**INFORMATION GIVEN**.
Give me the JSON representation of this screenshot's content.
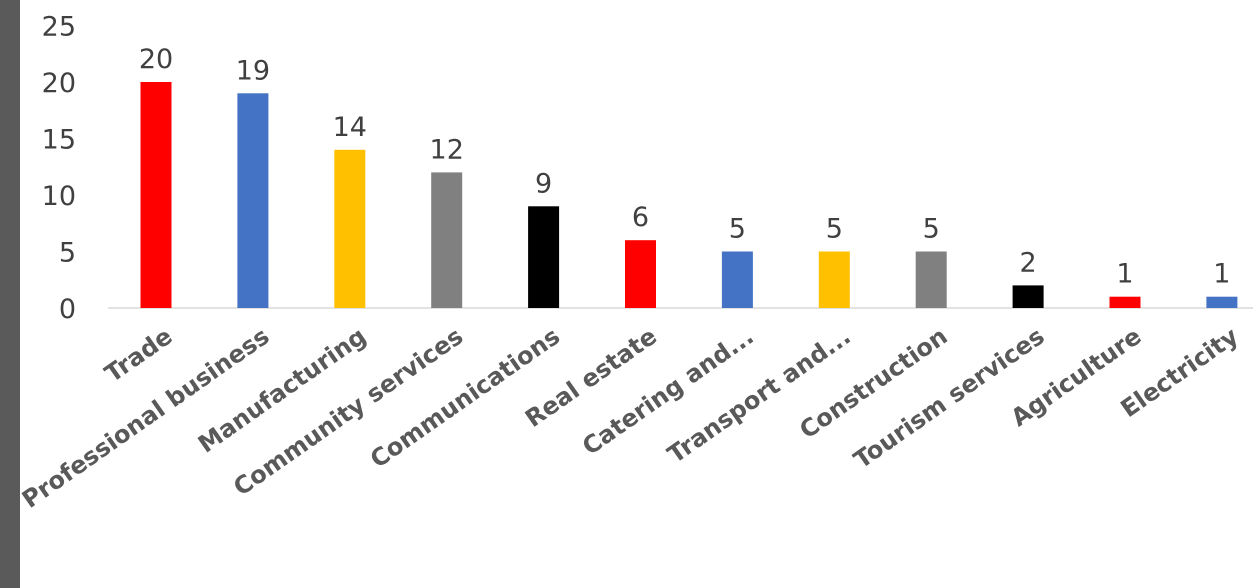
{
  "chart_data": {
    "type": "bar",
    "categories": [
      "Trade",
      "Professional business",
      "Manufacturing",
      "Community services",
      "Communications",
      "Real estate",
      "Catering and...",
      "Transport and...",
      "Construction",
      "Tourism services",
      "Agriculture",
      "Electricity"
    ],
    "values": [
      20,
      19,
      14,
      12,
      9,
      6,
      5,
      5,
      5,
      2,
      1,
      1
    ],
    "bar_colors": [
      "#ff0000",
      "#4472c4",
      "#ffc000",
      "#808080",
      "#000000",
      "#ff0000",
      "#4472c4",
      "#ffc000",
      "#808080",
      "#000000",
      "#ff0000",
      "#4472c4"
    ],
    "y_ticks": [
      0,
      5,
      10,
      15,
      20,
      25
    ],
    "ylim": [
      0,
      25
    ],
    "grid": false,
    "legend": "none",
    "title": "",
    "xlabel": "",
    "ylabel": ""
  }
}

**CHALLENGE**. Say how many lines in the records hold the string "services", and say nothing else.

**COMPLETE RESPONSE**. 2